Saved entries =
******************************

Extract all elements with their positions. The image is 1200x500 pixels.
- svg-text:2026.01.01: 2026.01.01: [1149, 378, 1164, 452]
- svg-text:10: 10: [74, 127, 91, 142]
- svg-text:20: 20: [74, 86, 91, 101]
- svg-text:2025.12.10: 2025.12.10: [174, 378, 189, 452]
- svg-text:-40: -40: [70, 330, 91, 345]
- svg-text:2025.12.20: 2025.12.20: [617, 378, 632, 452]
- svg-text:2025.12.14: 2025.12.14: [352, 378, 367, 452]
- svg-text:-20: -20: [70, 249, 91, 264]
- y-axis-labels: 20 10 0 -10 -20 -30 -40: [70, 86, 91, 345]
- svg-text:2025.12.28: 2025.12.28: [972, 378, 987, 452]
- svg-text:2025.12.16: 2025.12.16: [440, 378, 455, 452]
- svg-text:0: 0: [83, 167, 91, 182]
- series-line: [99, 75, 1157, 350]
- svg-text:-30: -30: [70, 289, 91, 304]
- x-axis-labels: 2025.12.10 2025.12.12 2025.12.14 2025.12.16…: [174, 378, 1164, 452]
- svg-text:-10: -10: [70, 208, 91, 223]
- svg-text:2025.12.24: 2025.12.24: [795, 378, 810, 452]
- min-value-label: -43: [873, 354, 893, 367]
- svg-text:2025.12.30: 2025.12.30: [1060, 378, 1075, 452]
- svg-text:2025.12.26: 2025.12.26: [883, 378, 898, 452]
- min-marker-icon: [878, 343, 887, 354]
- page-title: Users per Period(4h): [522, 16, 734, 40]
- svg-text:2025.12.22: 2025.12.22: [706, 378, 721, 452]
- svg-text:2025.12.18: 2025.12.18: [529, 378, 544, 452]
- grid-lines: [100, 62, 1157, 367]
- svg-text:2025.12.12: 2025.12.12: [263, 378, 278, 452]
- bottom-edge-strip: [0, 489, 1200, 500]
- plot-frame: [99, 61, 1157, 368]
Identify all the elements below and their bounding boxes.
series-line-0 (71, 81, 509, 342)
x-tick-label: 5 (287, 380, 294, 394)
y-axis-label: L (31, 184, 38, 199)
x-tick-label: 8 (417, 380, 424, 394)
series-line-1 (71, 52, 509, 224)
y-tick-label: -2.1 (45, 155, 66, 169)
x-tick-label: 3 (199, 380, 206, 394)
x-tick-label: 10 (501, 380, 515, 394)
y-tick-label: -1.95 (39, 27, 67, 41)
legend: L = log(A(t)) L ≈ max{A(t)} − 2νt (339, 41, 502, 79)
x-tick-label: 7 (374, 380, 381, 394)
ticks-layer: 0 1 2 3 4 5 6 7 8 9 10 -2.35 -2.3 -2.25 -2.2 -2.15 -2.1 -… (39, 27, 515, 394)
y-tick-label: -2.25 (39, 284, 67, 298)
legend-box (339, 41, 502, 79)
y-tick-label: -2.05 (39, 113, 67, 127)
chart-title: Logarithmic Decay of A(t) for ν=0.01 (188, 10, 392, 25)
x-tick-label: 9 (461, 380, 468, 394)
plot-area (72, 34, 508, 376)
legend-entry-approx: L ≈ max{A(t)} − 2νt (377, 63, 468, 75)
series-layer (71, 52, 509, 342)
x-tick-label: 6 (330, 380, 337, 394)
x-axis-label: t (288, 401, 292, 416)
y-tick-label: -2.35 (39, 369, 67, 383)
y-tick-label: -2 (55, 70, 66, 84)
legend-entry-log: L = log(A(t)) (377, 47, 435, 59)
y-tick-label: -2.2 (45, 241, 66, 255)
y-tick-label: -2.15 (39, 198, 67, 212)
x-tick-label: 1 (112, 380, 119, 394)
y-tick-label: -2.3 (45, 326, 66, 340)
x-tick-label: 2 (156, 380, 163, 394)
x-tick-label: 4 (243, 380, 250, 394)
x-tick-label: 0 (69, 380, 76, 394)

******************************

GIVEN REQUEST =
Rewrite the material above, changing every "x-tick-label" to "x-tick-text" and leaving everything else the same.

RESPONSE TO THIS TASK =
Extract all elements with their positions. The image is 1200x500 pixels.
- svg-text:2026.01.01: 2026.01.01: [1149, 378, 1164, 452]
- svg-text:10: 10: [74, 127, 91, 142]
- svg-text:20: 20: [74, 86, 91, 101]
- svg-text:2025.12.10: 2025.12.10: [174, 378, 189, 452]
- svg-text:-40: -40: [70, 330, 91, 345]
- svg-text:2025.12.20: 2025.12.20: [617, 378, 632, 452]
- svg-text:2025.12.14: 2025.12.14: [352, 378, 367, 452]
- svg-text:-20: -20: [70, 249, 91, 264]
- y-axis-labels: 20 10 0 -10 -20 -30 -40: [70, 86, 91, 345]
- svg-text:2025.12.28: 2025.12.28: [972, 378, 987, 452]
- svg-text:2025.12.16: 2025.12.16: [440, 378, 455, 452]
- svg-text:0: 0: [83, 167, 91, 182]
- series-line: [99, 75, 1157, 350]
- svg-text:-30: -30: [70, 289, 91, 304]
- x-axis-labels: 2025.12.10 2025.12.12 2025.12.14 2025.12.16…: [174, 378, 1164, 452]
- svg-text:-10: -10: [70, 208, 91, 223]
- svg-text:2025.12.24: 2025.12.24: [795, 378, 810, 452]
- min-value-label: -43: [873, 354, 893, 367]
- svg-text:2025.12.30: 2025.12.30: [1060, 378, 1075, 452]
- svg-text:2025.12.26: 2025.12.26: [883, 378, 898, 452]
- min-marker-icon: [878, 343, 887, 354]
- page-title: Users per Period(4h): [522, 16, 734, 40]
- svg-text:2025.12.22: 2025.12.22: [706, 378, 721, 452]
- svg-text:2025.12.18: 2025.12.18: [529, 378, 544, 452]
- grid-lines: [100, 62, 1157, 367]
- svg-text:2025.12.12: 2025.12.12: [263, 378, 278, 452]
- bottom-edge-strip: [0, 489, 1200, 500]
- plot-frame: [99, 61, 1157, 368]
Identify all the elements below and their bounding boxes.
series-line-0 (71, 81, 509, 342)
x-tick-text: 5 (287, 380, 294, 394)
y-axis-label: L (31, 184, 38, 199)
x-tick-text: 8 (417, 380, 424, 394)
series-line-1 (71, 52, 509, 224)
y-tick-label: -2.1 (45, 155, 66, 169)
x-tick-text: 3 (199, 380, 206, 394)
x-tick-text: 10 (501, 380, 515, 394)
y-tick-label: -1.95 (39, 27, 67, 41)
legend: L = log(A(t)) L ≈ max{A(t)} − 2νt (339, 41, 502, 79)
x-tick-text: 7 (374, 380, 381, 394)
ticks-layer: 0 1 2 3 4 5 6 7 8 9 10 -2.35 -2.3 -2.25 -2.2 -2.15 -2.1 -… (39, 27, 515, 394)
y-tick-label: -2.25 (39, 284, 67, 298)
legend-box (339, 41, 502, 79)
y-tick-label: -2.05 (39, 113, 67, 127)
chart-title: Logarithmic Decay of A(t) for ν=0.01 (188, 10, 392, 25)
x-tick-text: 9 (461, 380, 468, 394)
plot-area (72, 34, 508, 376)
legend-entry-approx: L ≈ max{A(t)} − 2νt (377, 63, 468, 75)
series-layer (71, 52, 509, 342)
x-tick-text: 6 (330, 380, 337, 394)
x-axis-label: t (288, 401, 292, 416)
y-tick-label: -2.35 (39, 369, 67, 383)
y-tick-label: -2 (55, 70, 66, 84)
legend-entry-log: L = log(A(t)) (377, 47, 435, 59)
y-tick-label: -2.2 (45, 241, 66, 255)
y-tick-label: -2.15 (39, 198, 67, 212)
x-tick-text: 1 (112, 380, 119, 394)
y-tick-label: -2.3 (45, 326, 66, 340)
x-tick-text: 2 (156, 380, 163, 394)
x-tick-text: 4 (243, 380, 250, 394)
x-tick-text: 0 (69, 380, 76, 394)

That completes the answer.